Goal: Each line that holds the word "ylabel" counts once; report the total and nothing else.

Structured figure records
## BEGIN

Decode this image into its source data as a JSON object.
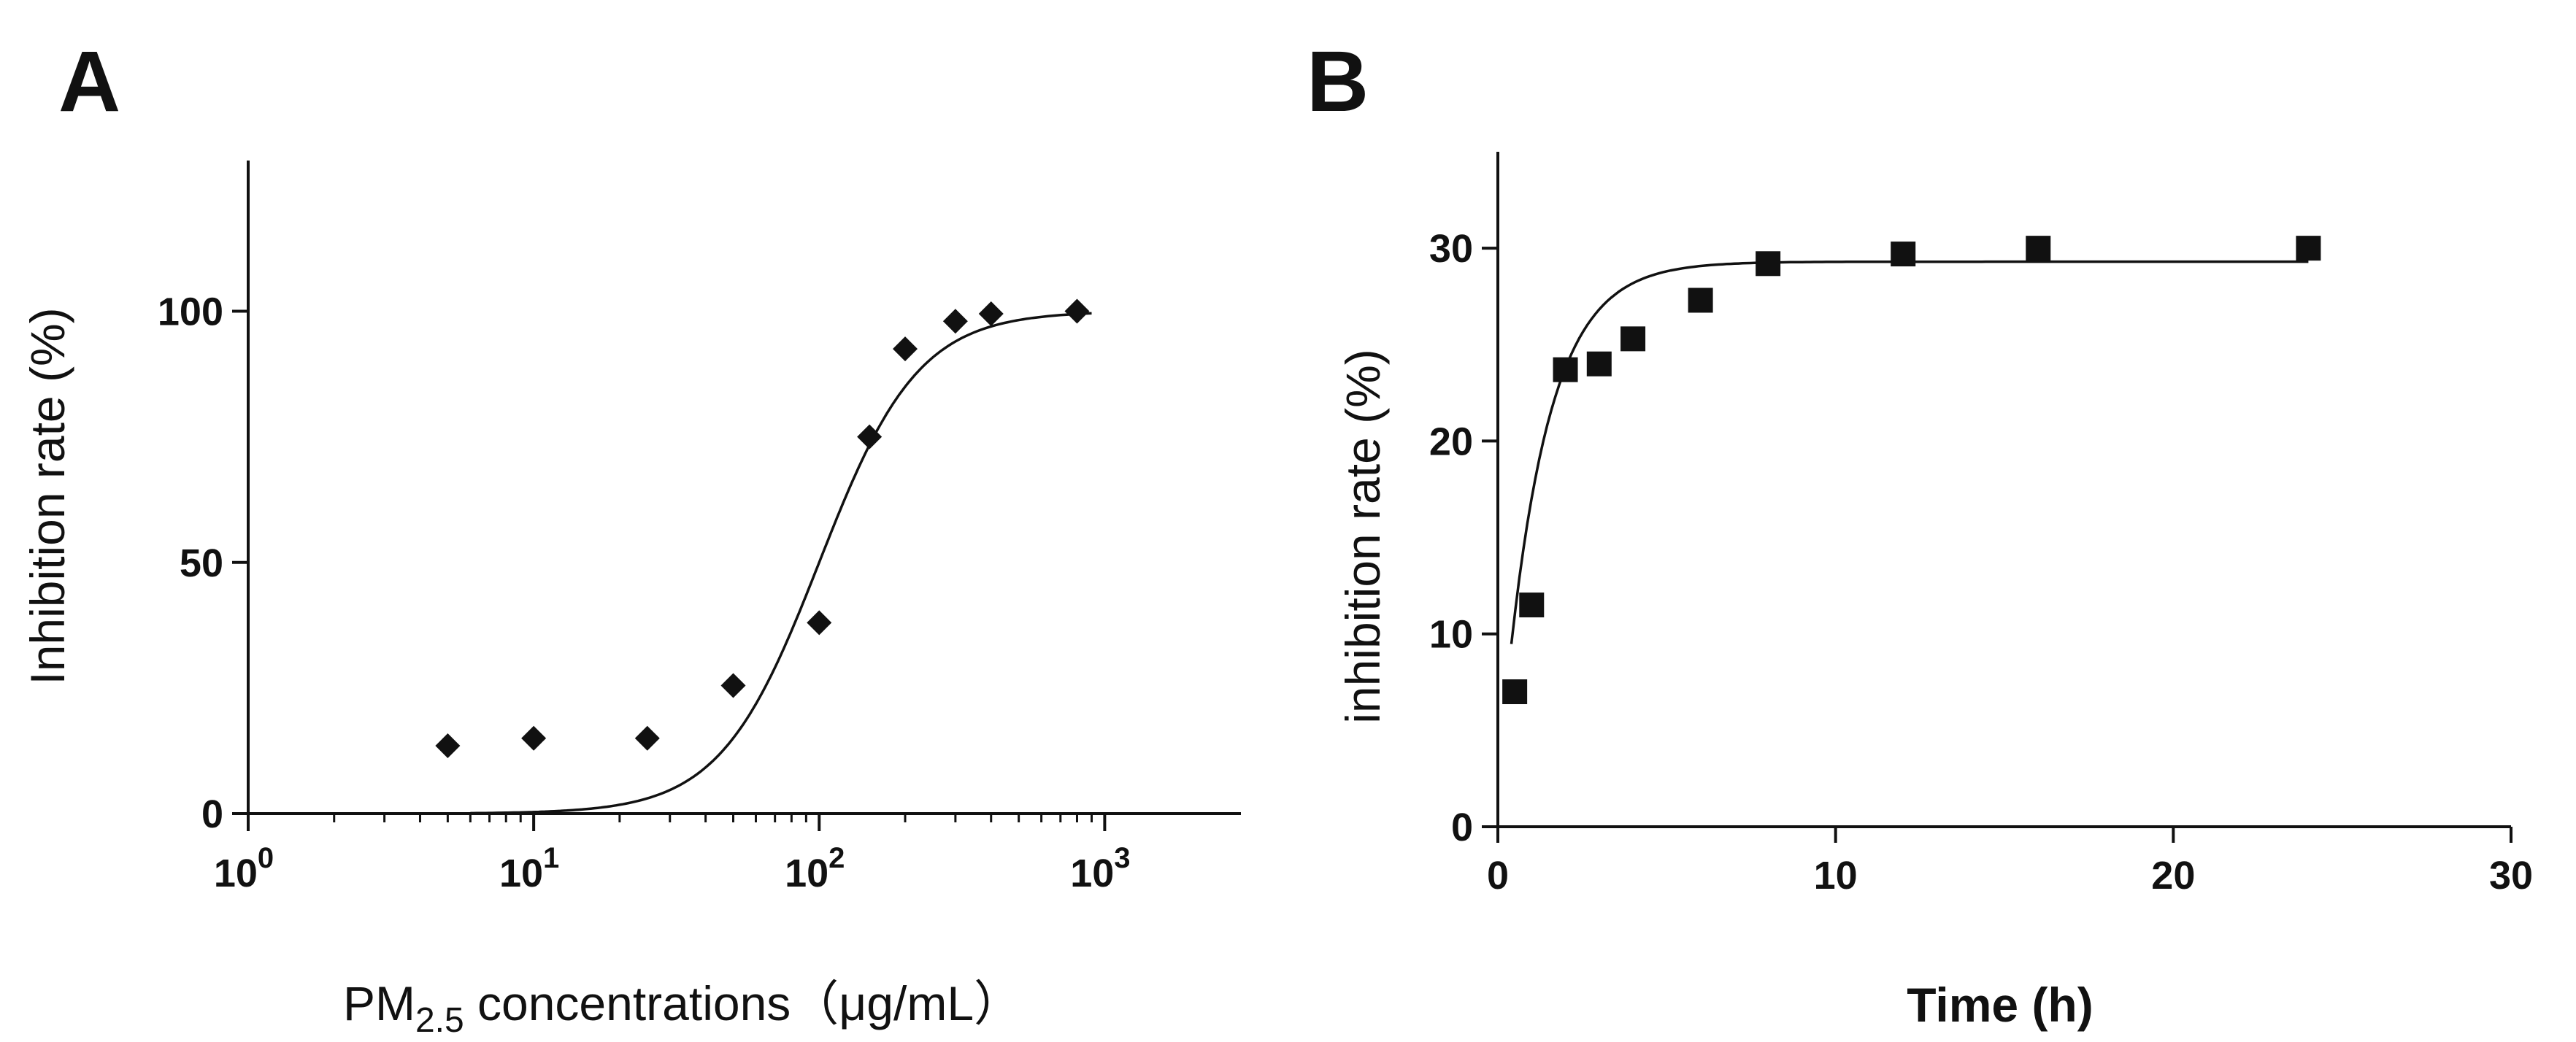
{
  "chart_data": [
    {
      "panel_label": "A",
      "type": "scatter",
      "xscale": "log",
      "xlim": [
        1,
        3000
      ],
      "ylim": [
        0,
        130
      ],
      "xticks": [
        {
          "value": 1,
          "base": "10",
          "exp": "0"
        },
        {
          "value": 10,
          "base": "10",
          "exp": "1"
        },
        {
          "value": 100,
          "base": "10",
          "exp": "2"
        },
        {
          "value": 1000,
          "base": "10",
          "exp": "3"
        }
      ],
      "yticks": [
        {
          "value": 0,
          "label": "0"
        },
        {
          "value": 50,
          "label": "50"
        },
        {
          "value": 100,
          "label": "100"
        }
      ],
      "ylabel": "Inhibition rate (%)",
      "xlabel": {
        "prefix": "PM",
        "subscript": "2.5",
        "suffix": " concentrations（μg/mL）"
      },
      "marker": "diamond",
      "points": [
        {
          "x": 5,
          "y": 13.5
        },
        {
          "x": 10,
          "y": 15
        },
        {
          "x": 25,
          "y": 15
        },
        {
          "x": 50,
          "y": 25.5
        },
        {
          "x": 100,
          "y": 38
        },
        {
          "x": 150,
          "y": 75
        },
        {
          "x": 200,
          "y": 92.5
        },
        {
          "x": 300,
          "y": 98
        },
        {
          "x": 400,
          "y": 99.5
        },
        {
          "x": 800,
          "y": 100
        }
      ],
      "fit": {
        "model": "sigmoid",
        "bottom": 0,
        "top": 100,
        "ec50": 100,
        "hill": 2.5,
        "x_from": 6,
        "x_to": 900
      }
    },
    {
      "panel_label": "B",
      "type": "scatter",
      "xlim": [
        0,
        30
      ],
      "ylim": [
        0,
        35
      ],
      "xticks": [
        {
          "value": 0,
          "label": "0"
        },
        {
          "value": 10,
          "label": "10"
        },
        {
          "value": 20,
          "label": "20"
        },
        {
          "value": 30,
          "label": "30"
        }
      ],
      "yticks": [
        {
          "value": 0,
          "label": "0"
        },
        {
          "value": 10,
          "label": "10"
        },
        {
          "value": 20,
          "label": "20"
        },
        {
          "value": 30,
          "label": "30"
        }
      ],
      "ylabel": "inhibition rate (%)",
      "xlabel": "Time (h)",
      "marker": "square",
      "points": [
        {
          "x": 0.5,
          "y": 7
        },
        {
          "x": 1,
          "y": 11.5
        },
        {
          "x": 2,
          "y": 23.7
        },
        {
          "x": 3,
          "y": 24
        },
        {
          "x": 4,
          "y": 25.3
        },
        {
          "x": 6,
          "y": 27.3
        },
        {
          "x": 8,
          "y": 29.2
        },
        {
          "x": 12,
          "y": 29.7
        },
        {
          "x": 16,
          "y": 30
        },
        {
          "x": 24,
          "y": 30
        }
      ],
      "fit": {
        "model": "exponential",
        "y0": 2,
        "plateau": 29.3,
        "k": 0.8,
        "x_from": 0.4,
        "x_to": 24
      }
    }
  ]
}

## END

The result: 2